| CHALLENGE |
Print the listing that follows, character for character.

| EXERCISE DATA |
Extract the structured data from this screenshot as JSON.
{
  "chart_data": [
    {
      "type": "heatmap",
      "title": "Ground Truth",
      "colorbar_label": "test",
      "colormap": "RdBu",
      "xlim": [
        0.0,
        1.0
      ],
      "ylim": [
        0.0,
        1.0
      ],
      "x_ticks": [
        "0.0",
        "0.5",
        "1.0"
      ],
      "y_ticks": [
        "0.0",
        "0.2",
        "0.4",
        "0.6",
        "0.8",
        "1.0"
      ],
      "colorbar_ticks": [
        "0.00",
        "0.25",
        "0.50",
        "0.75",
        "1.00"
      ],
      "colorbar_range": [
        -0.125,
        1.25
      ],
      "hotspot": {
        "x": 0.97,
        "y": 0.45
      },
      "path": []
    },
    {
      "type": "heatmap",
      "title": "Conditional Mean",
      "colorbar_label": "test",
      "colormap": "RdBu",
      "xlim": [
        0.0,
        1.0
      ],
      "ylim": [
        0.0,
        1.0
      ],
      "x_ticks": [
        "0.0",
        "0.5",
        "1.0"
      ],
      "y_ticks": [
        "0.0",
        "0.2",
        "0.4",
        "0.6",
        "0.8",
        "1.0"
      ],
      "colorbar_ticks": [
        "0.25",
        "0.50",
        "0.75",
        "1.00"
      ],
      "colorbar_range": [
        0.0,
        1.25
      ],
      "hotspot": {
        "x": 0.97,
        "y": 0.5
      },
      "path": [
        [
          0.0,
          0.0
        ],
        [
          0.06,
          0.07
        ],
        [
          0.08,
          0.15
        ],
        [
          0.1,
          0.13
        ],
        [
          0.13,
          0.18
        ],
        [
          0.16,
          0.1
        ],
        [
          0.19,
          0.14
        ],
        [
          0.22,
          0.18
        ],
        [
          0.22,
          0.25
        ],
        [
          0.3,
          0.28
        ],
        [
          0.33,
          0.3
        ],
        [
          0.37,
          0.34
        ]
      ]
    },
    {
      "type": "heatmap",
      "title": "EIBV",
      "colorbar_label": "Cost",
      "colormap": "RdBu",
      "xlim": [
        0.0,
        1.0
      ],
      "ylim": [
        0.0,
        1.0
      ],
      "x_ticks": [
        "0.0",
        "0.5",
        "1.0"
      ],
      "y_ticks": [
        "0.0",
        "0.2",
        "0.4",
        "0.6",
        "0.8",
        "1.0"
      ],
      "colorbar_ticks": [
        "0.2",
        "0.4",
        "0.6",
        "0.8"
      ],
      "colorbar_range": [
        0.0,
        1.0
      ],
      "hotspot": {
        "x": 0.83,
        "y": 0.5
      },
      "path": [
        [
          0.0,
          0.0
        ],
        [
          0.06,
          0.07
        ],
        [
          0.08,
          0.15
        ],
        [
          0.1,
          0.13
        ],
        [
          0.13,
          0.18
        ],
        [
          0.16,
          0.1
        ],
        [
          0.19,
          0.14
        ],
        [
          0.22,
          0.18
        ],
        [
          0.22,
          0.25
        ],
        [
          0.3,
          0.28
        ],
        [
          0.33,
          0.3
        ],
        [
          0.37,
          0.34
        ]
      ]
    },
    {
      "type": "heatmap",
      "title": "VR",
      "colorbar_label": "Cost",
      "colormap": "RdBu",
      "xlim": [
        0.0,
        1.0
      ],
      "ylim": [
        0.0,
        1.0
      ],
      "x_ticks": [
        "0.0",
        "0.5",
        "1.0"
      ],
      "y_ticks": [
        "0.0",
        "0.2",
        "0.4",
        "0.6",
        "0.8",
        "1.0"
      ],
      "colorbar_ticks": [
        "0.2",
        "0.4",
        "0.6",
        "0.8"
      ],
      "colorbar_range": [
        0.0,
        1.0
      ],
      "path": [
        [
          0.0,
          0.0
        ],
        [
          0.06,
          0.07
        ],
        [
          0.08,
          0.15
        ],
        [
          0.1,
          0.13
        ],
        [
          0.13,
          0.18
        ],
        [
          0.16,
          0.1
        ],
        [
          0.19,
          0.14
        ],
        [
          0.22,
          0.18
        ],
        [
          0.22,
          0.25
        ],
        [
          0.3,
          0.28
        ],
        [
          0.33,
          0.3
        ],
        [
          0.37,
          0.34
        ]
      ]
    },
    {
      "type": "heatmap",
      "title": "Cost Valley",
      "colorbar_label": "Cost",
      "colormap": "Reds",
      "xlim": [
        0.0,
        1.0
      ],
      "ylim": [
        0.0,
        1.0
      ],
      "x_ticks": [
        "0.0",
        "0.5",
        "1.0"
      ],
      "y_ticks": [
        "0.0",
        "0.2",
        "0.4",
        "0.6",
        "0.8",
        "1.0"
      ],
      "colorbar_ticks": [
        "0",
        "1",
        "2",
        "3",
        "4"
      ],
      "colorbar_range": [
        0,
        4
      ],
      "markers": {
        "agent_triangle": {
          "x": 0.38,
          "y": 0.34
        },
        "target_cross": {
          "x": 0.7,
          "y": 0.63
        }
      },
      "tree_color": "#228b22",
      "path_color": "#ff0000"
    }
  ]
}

| FINAL RESULT |
Extract the structured data from this screenshot as JSON.
{
  "chart_data": [
    {
      "type": "heatmap",
      "title": "Ground Truth",
      "colorbar_label": "test",
      "colormap": "RdBu",
      "xlim": [
        0.0,
        1.0
      ],
      "ylim": [
        0.0,
        1.0
      ],
      "x_ticks": [
        "0.0",
        "0.5",
        "1.0"
      ],
      "y_ticks": [
        "0.0",
        "0.2",
        "0.4",
        "0.6",
        "0.8",
        "1.0"
      ],
      "colorbar_ticks": [
        "0.00",
        "0.25",
        "0.50",
        "0.75",
        "1.00"
      ],
      "colorbar_range": [
        -0.125,
        1.25
      ],
      "hotspot": {
        "x": 0.97,
        "y": 0.45
      },
      "path": []
    },
    {
      "type": "heatmap",
      "title": "Conditional Mean",
      "colorbar_label": "test",
      "colormap": "RdBu",
      "xlim": [
        0.0,
        1.0
      ],
      "ylim": [
        0.0,
        1.0
      ],
      "x_ticks": [
        "0.0",
        "0.5",
        "1.0"
      ],
      "y_ticks": [
        "0.0",
        "0.2",
        "0.4",
        "0.6",
        "0.8",
        "1.0"
      ],
      "colorbar_ticks": [
        "0.25",
        "0.50",
        "0.75",
        "1.00"
      ],
      "colorbar_range": [
        0.0,
        1.25
      ],
      "hotspot": {
        "x": 0.97,
        "y": 0.5
      },
      "path": [
        [
          0.0,
          0.0
        ],
        [
          0.06,
          0.07
        ],
        [
          0.08,
          0.15
        ],
        [
          0.1,
          0.13
        ],
        [
          0.13,
          0.18
        ],
        [
          0.16,
          0.1
        ],
        [
          0.19,
          0.14
        ],
        [
          0.22,
          0.18
        ],
        [
          0.22,
          0.25
        ],
        [
          0.3,
          0.28
        ],
        [
          0.33,
          0.3
        ],
        [
          0.37,
          0.34
        ]
      ]
    },
    {
      "type": "heatmap",
      "title": "EIBV",
      "colorbar_label": "Cost",
      "colormap": "RdBu",
      "xlim": [
        0.0,
        1.0
      ],
      "ylim": [
        0.0,
        1.0
      ],
      "x_ticks": [
        "0.0",
        "0.5",
        "1.0"
      ],
      "y_ticks": [
        "0.0",
        "0.2",
        "0.4",
        "0.6",
        "0.8",
        "1.0"
      ],
      "colorbar_ticks": [
        "0.2",
        "0.4",
        "0.6",
        "0.8"
      ],
      "colorbar_range": [
        0.0,
        1.0
      ],
      "hotspot": {
        "x": 0.83,
        "y": 0.5
      },
      "path": [
        [
          0.0,
          0.0
        ],
        [
          0.06,
          0.07
        ],
        [
          0.08,
          0.15
        ],
        [
          0.1,
          0.13
        ],
        [
          0.13,
          0.18
        ],
        [
          0.16,
          0.1
        ],
        [
          0.19,
          0.14
        ],
        [
          0.22,
          0.18
        ],
        [
          0.22,
          0.25
        ],
        [
          0.3,
          0.28
        ],
        [
          0.33,
          0.3
        ],
        [
          0.37,
          0.34
        ]
      ]
    },
    {
      "type": "heatmap",
      "title": "VR",
      "colorbar_label": "Cost",
      "colormap": "RdBu",
      "xlim": [
        0.0,
        1.0
      ],
      "ylim": [
        0.0,
        1.0
      ],
      "x_ticks": [
        "0.0",
        "0.5",
        "1.0"
      ],
      "y_ticks": [
        "0.0",
        "0.2",
        "0.4",
        "0.6",
        "0.8",
        "1.0"
      ],
      "colorbar_ticks": [
        "0.2",
        "0.4",
        "0.6",
        "0.8"
      ],
      "colorbar_range": [
        0.0,
        1.0
      ],
      "path": [
        [
          0.0,
          0.0
        ],
        [
          0.06,
          0.07
        ],
        [
          0.08,
          0.15
        ],
        [
          0.1,
          0.13
        ],
        [
          0.13,
          0.18
        ],
        [
          0.16,
          0.1
        ],
        [
          0.19,
          0.14
        ],
        [
          0.22,
          0.18
        ],
        [
          0.22,
          0.25
        ],
        [
          0.3,
          0.28
        ],
        [
          0.33,
          0.3
        ],
        [
          0.37,
          0.34
        ]
      ]
    },
    {
      "type": "heatmap",
      "title": "Cost Valley",
      "colorbar_label": "Cost",
      "colormap": "Reds",
      "xlim": [
        0.0,
        1.0
      ],
      "ylim": [
        0.0,
        1.0
      ],
      "x_ticks": [
        "0.0",
        "0.5",
        "1.0"
      ],
      "y_ticks": [
        "0.0",
        "0.2",
        "0.4",
        "0.6",
        "0.8",
        "1.0"
      ],
      "colorbar_ticks": [
        "0",
        "1",
        "2",
        "3",
        "4"
      ],
      "colorbar_range": [
        0,
        4
      ],
      "markers": {
        "agent_triangle": {
          "x": 0.38,
          "y": 0.34
        },
        "target_cross": {
          "x": 0.7,
          "y": 0.63
        }
      },
      "tree_color": "#228b22",
      "path_color": "#ff0000"
    }
  ]
}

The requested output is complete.